- Exercise instructions -
Copy out each line of the entries where the word "seiner" is present.

- Document page records -
******************************

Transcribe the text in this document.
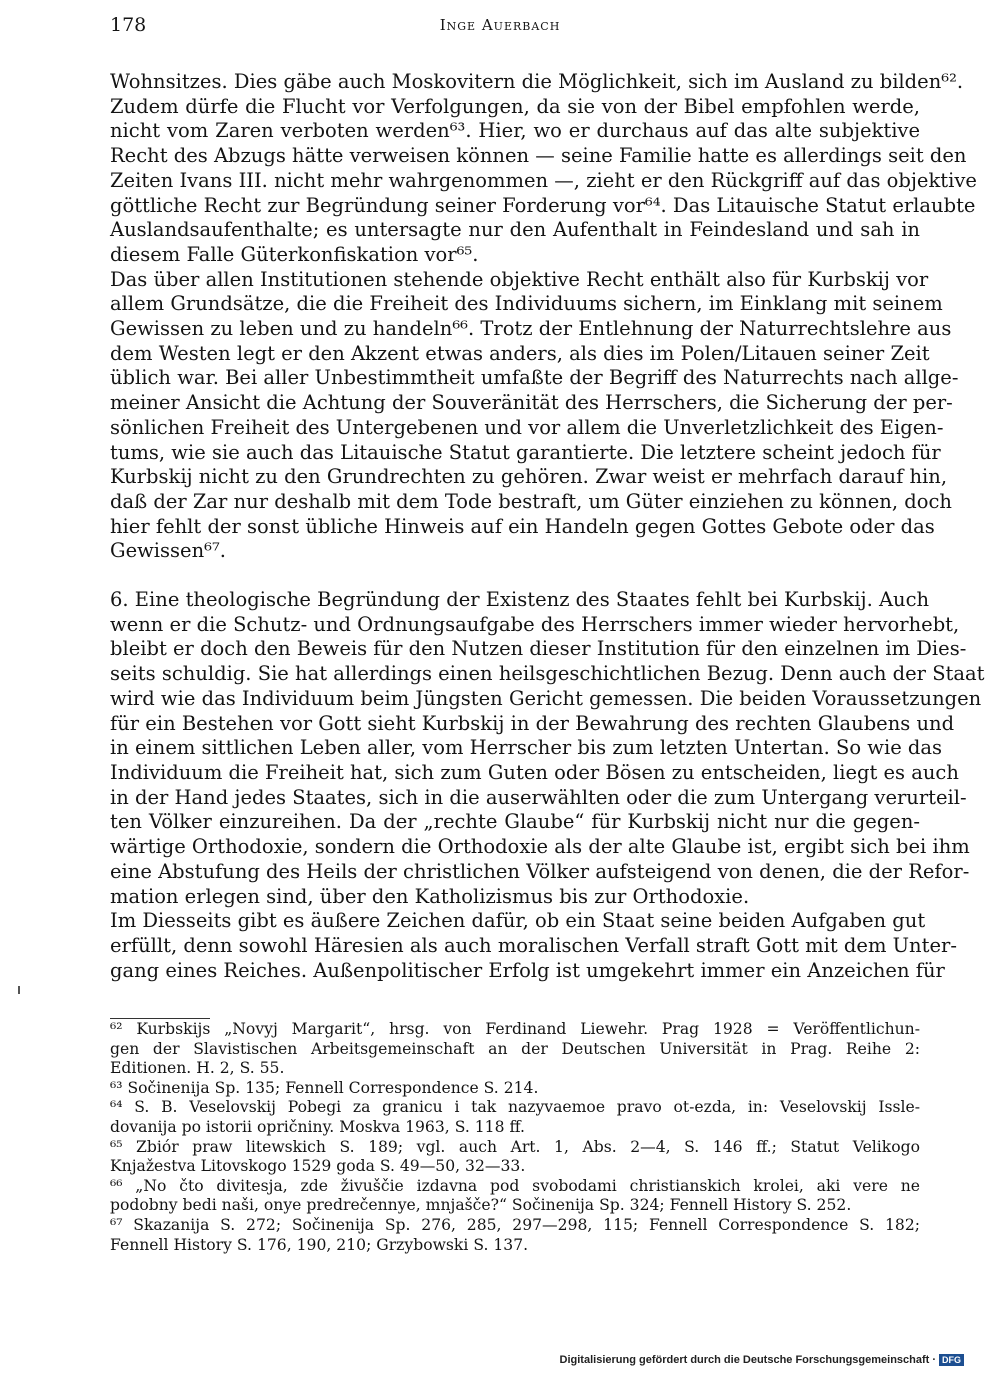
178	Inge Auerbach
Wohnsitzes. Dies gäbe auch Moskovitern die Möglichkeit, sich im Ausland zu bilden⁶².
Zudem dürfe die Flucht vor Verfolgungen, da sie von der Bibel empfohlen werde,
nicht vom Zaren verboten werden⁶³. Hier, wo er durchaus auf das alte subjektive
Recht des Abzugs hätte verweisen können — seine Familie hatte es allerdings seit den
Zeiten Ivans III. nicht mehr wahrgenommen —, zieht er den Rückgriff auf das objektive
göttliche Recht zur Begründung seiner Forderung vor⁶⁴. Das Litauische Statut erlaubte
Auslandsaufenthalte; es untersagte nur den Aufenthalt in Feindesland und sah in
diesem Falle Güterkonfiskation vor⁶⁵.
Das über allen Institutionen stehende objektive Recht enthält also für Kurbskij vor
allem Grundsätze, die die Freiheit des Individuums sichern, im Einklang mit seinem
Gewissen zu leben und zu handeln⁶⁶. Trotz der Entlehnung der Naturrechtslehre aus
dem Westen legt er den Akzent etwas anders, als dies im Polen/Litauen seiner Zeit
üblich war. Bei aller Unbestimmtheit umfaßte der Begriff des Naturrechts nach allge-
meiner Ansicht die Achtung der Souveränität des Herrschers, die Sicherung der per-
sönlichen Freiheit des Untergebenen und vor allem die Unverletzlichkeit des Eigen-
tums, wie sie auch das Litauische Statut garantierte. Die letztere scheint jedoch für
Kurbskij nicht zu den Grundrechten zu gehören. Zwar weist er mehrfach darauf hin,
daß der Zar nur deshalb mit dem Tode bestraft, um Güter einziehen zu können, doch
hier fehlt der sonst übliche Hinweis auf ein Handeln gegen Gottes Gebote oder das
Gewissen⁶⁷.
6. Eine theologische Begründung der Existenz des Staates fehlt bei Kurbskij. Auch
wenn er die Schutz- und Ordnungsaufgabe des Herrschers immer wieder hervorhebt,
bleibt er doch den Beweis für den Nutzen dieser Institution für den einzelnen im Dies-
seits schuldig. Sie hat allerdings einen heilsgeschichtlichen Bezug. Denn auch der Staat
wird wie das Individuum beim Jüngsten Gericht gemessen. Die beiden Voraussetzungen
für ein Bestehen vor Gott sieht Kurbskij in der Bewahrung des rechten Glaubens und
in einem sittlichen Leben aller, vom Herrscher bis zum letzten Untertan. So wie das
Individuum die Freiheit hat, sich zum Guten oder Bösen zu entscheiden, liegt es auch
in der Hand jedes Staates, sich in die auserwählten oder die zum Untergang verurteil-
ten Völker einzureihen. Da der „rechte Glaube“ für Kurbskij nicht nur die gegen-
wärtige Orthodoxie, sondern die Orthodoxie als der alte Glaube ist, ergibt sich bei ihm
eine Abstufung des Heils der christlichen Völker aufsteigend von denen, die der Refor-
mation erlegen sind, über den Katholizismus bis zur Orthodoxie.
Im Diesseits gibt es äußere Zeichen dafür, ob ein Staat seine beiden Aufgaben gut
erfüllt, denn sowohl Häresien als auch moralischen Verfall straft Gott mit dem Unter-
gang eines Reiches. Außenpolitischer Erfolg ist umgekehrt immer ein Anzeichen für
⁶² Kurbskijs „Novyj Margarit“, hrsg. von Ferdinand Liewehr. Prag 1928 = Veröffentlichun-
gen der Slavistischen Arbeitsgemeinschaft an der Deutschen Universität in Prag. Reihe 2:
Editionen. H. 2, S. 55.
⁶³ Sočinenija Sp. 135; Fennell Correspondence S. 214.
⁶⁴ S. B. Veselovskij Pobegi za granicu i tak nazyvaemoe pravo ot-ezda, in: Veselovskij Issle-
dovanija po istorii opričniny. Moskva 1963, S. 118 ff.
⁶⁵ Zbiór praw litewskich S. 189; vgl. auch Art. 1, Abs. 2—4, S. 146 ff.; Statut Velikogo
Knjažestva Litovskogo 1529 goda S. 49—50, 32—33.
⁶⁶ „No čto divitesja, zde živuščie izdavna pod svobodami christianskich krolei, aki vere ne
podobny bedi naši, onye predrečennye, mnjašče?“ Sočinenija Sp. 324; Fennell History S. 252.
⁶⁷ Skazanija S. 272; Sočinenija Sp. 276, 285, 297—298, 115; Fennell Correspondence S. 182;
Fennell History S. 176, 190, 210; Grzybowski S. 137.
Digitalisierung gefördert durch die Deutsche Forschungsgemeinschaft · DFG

******************************

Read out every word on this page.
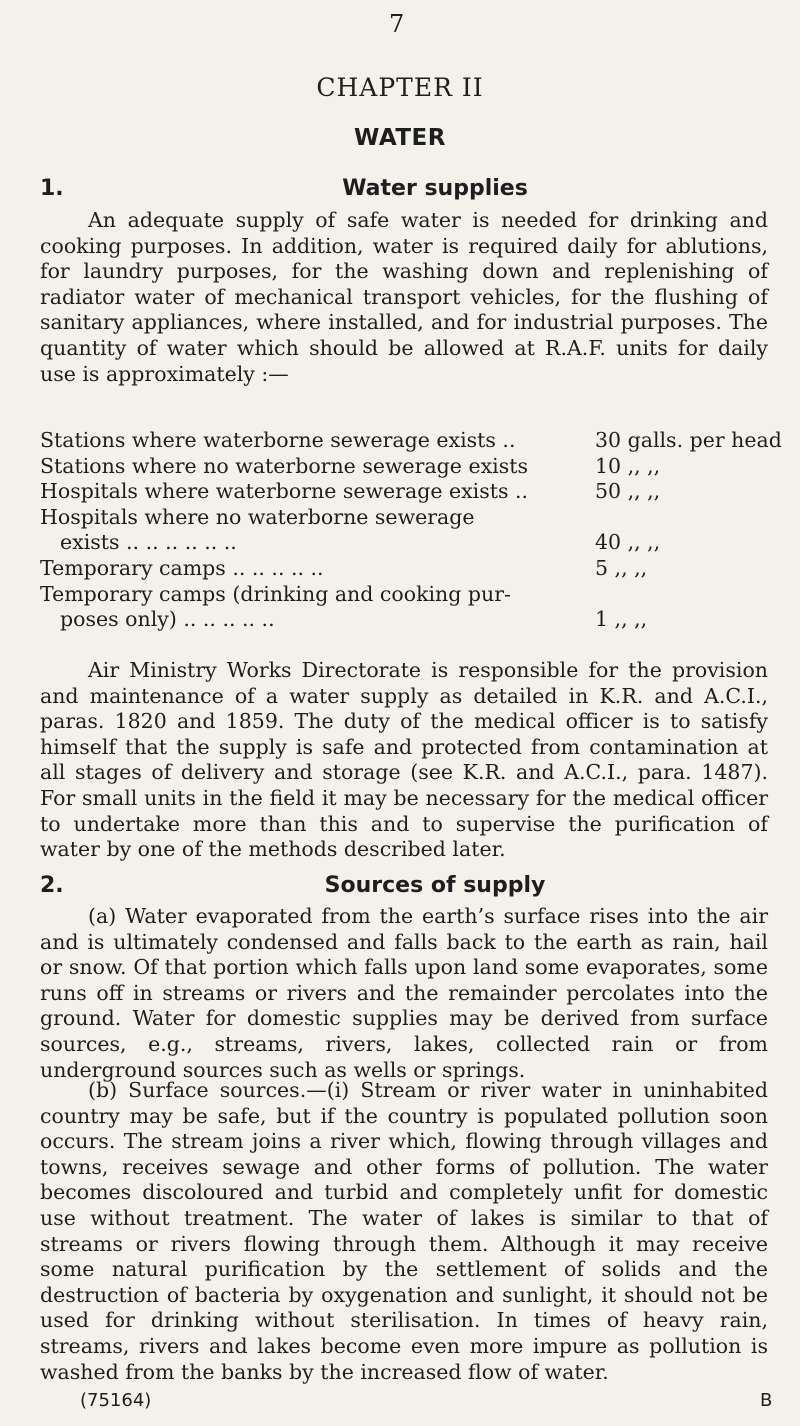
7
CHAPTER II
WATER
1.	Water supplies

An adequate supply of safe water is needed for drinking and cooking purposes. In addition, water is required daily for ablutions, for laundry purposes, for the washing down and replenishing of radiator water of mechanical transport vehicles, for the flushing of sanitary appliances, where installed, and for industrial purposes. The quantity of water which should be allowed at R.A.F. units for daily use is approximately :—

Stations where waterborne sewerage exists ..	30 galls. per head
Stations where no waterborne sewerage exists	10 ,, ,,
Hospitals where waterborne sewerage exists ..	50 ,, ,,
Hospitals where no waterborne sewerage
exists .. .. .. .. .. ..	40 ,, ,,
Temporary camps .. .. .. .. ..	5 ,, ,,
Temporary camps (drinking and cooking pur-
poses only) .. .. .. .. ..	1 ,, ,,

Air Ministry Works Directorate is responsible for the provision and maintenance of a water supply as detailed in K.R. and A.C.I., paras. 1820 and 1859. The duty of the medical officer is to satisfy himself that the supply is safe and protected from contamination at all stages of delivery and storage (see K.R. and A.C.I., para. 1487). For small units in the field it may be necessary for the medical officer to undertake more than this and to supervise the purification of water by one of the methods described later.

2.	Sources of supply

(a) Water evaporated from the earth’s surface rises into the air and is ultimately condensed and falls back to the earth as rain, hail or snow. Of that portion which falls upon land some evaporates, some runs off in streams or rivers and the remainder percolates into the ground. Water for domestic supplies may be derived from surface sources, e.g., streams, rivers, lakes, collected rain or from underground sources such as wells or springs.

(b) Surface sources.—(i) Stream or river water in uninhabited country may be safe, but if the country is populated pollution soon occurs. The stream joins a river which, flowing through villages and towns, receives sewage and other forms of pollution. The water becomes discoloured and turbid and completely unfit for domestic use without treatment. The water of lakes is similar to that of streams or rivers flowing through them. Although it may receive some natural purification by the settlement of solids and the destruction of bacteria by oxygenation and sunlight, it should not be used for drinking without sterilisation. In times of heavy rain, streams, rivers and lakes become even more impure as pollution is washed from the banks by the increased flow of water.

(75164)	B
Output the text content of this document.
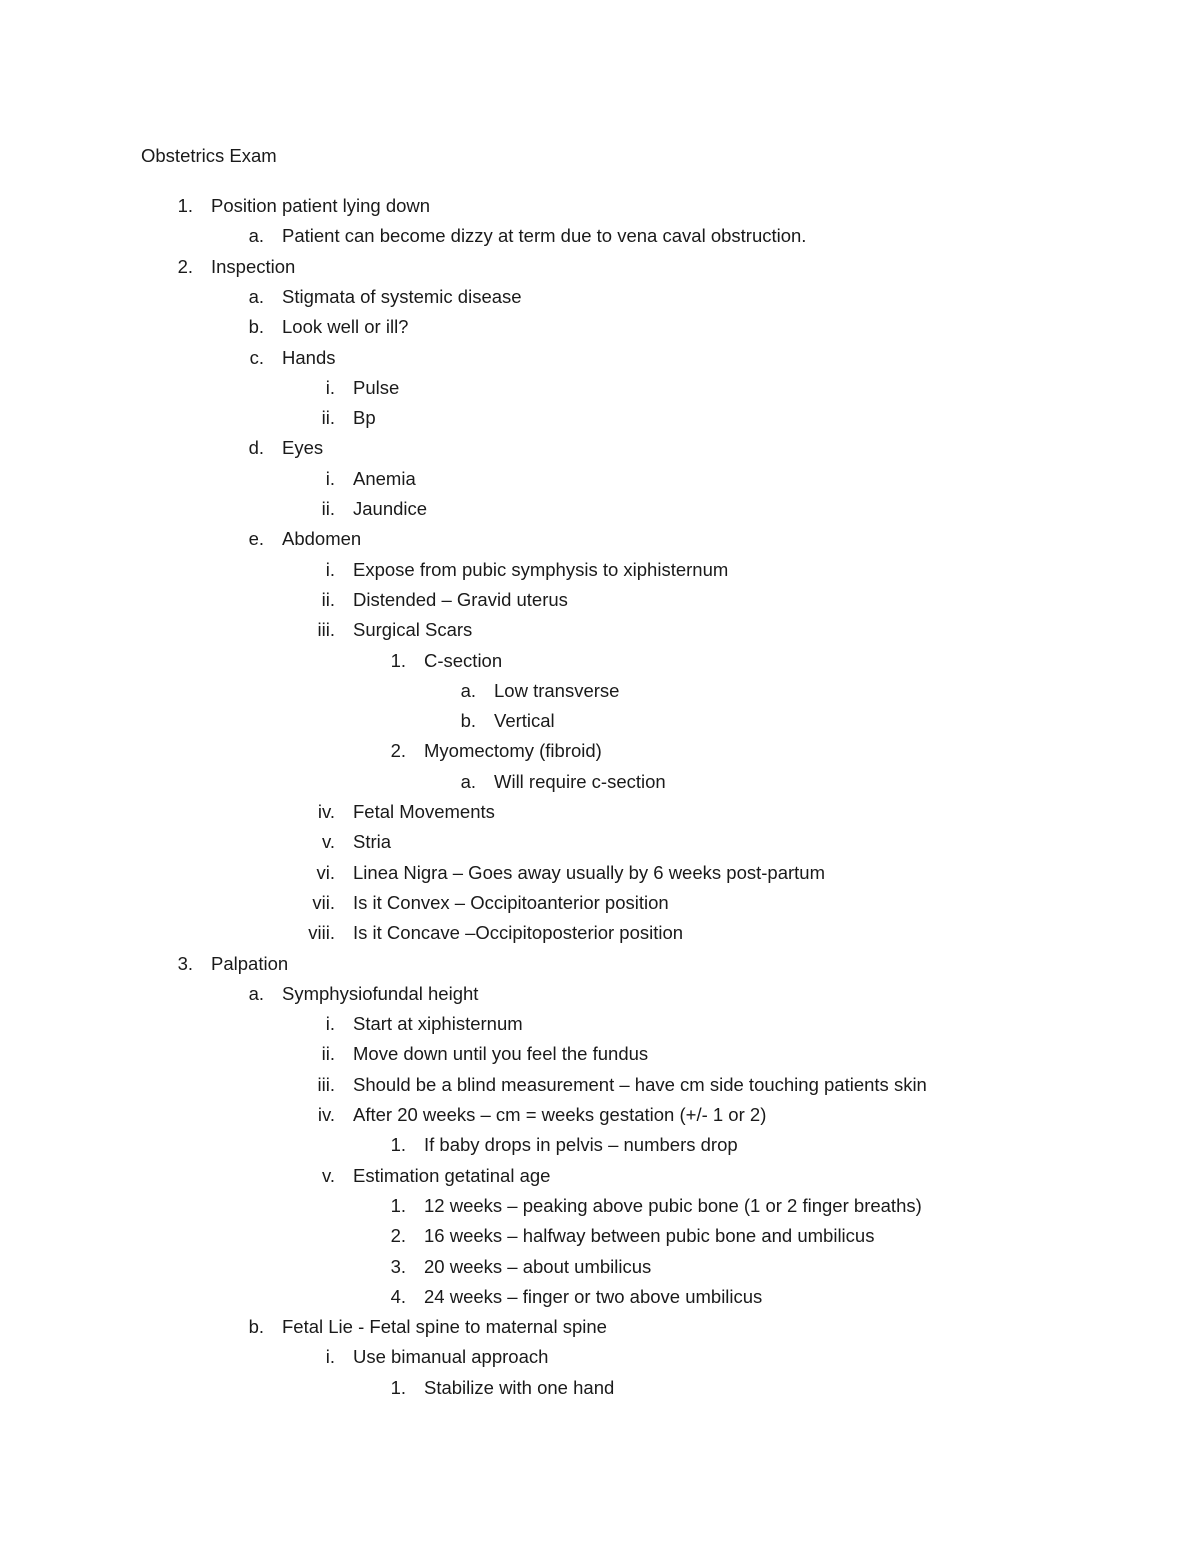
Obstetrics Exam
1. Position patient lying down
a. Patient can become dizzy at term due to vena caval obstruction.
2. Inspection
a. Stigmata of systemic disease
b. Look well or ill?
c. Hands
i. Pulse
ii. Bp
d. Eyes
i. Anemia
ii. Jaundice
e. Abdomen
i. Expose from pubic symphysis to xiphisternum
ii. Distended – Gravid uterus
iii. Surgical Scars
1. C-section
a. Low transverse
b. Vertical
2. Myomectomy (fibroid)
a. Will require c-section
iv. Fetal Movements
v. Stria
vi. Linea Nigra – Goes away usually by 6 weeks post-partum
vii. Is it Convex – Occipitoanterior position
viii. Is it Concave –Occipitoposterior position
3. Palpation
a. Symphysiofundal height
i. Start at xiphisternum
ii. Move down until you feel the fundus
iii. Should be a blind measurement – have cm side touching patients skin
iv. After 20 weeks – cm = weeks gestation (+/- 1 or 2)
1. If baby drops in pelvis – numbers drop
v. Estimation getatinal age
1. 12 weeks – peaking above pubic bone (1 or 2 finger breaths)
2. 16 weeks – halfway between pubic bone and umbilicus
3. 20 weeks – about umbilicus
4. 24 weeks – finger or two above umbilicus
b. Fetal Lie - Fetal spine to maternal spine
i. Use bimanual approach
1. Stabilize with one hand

******************************

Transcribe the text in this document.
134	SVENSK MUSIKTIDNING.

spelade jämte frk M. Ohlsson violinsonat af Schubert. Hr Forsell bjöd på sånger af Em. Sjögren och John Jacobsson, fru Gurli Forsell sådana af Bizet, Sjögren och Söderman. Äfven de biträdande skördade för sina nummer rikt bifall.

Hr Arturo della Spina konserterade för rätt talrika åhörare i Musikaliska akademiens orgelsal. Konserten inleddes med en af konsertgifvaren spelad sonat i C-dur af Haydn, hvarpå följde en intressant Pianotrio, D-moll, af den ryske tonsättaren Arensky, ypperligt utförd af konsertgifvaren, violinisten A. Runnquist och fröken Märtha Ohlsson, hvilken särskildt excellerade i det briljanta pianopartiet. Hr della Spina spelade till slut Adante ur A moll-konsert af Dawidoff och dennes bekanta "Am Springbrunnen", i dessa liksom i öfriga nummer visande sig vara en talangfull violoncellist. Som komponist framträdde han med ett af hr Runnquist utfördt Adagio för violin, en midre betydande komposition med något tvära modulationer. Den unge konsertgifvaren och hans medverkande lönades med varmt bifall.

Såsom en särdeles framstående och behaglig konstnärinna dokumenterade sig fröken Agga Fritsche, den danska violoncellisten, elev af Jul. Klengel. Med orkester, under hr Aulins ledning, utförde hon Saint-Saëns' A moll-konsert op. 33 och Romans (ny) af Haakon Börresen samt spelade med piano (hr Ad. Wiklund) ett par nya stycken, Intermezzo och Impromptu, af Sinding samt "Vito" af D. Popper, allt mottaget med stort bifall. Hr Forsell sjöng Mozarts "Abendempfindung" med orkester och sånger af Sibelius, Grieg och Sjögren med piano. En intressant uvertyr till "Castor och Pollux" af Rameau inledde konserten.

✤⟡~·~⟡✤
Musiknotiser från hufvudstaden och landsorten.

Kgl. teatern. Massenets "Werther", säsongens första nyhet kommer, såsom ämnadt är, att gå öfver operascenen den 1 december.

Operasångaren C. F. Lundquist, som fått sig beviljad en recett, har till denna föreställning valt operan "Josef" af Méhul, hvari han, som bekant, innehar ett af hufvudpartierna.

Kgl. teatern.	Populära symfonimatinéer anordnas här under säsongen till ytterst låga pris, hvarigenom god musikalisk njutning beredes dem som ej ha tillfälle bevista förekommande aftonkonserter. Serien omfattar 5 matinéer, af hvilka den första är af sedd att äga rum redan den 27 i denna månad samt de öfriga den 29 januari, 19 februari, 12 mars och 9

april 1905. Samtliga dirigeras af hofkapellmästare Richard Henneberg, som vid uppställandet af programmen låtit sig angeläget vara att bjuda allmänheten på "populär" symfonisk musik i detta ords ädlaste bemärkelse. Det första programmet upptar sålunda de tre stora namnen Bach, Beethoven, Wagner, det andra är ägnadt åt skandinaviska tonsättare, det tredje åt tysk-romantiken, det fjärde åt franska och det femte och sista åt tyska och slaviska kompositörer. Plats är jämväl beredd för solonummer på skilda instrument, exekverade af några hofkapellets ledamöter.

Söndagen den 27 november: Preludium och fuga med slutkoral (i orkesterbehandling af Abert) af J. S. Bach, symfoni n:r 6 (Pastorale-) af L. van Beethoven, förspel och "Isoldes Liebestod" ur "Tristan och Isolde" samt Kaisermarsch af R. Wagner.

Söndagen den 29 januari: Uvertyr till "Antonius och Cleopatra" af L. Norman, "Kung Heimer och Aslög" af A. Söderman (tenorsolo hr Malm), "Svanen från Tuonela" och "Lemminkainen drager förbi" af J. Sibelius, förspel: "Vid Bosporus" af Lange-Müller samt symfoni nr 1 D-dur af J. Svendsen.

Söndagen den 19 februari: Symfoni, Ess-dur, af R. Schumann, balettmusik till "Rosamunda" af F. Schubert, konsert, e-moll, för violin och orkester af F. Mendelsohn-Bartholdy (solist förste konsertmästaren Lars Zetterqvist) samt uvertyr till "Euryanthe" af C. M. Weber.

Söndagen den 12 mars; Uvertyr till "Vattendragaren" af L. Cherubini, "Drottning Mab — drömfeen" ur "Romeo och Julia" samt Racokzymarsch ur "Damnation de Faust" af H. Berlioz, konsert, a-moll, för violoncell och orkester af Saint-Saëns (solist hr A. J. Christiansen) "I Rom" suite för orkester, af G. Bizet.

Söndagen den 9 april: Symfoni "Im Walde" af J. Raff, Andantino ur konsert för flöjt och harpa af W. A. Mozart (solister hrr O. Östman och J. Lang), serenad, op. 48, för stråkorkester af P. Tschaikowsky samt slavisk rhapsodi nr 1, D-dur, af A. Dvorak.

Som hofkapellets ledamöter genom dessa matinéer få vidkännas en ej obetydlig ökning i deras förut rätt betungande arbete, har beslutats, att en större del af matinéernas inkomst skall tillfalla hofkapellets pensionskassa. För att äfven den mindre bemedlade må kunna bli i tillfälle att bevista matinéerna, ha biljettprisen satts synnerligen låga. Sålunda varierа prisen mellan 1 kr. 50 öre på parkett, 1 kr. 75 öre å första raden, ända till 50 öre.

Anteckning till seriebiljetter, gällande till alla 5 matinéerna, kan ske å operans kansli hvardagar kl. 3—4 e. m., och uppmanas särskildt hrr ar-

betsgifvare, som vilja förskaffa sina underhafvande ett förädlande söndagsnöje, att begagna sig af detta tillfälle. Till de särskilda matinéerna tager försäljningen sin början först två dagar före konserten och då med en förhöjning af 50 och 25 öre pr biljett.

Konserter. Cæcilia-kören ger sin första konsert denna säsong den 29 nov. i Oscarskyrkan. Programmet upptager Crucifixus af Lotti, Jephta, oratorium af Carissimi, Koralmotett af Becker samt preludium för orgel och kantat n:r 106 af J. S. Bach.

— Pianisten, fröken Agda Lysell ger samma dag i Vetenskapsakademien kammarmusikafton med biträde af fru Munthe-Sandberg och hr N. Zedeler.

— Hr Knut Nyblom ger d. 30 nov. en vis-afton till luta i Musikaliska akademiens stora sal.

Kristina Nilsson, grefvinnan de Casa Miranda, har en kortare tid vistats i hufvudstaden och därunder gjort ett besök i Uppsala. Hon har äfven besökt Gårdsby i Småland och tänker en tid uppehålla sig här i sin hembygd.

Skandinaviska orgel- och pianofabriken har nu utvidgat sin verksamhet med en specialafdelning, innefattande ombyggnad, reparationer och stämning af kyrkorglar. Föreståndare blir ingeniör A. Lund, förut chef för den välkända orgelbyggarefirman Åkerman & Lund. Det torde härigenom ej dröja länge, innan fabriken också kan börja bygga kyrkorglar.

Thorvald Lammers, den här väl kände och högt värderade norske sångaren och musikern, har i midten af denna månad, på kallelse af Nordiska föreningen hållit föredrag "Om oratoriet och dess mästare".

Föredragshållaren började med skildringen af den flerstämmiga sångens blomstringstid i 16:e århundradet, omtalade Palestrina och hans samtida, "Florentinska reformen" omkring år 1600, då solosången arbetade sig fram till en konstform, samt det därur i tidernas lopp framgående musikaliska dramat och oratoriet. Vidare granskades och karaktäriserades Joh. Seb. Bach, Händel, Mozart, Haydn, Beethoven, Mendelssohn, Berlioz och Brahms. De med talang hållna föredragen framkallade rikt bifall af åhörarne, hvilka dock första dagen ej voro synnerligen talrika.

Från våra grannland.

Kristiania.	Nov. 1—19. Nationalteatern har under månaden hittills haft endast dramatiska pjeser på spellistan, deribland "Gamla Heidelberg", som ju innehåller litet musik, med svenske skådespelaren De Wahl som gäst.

******************************

- Solution to the exercise -
göttliche Recht zur Begründung seiner Forderung vor⁶⁴. Das Litauische Statut erlaubte
dem Westen legt er den Akzent etwas anders, als dies im Polen/Litauen seiner Zeit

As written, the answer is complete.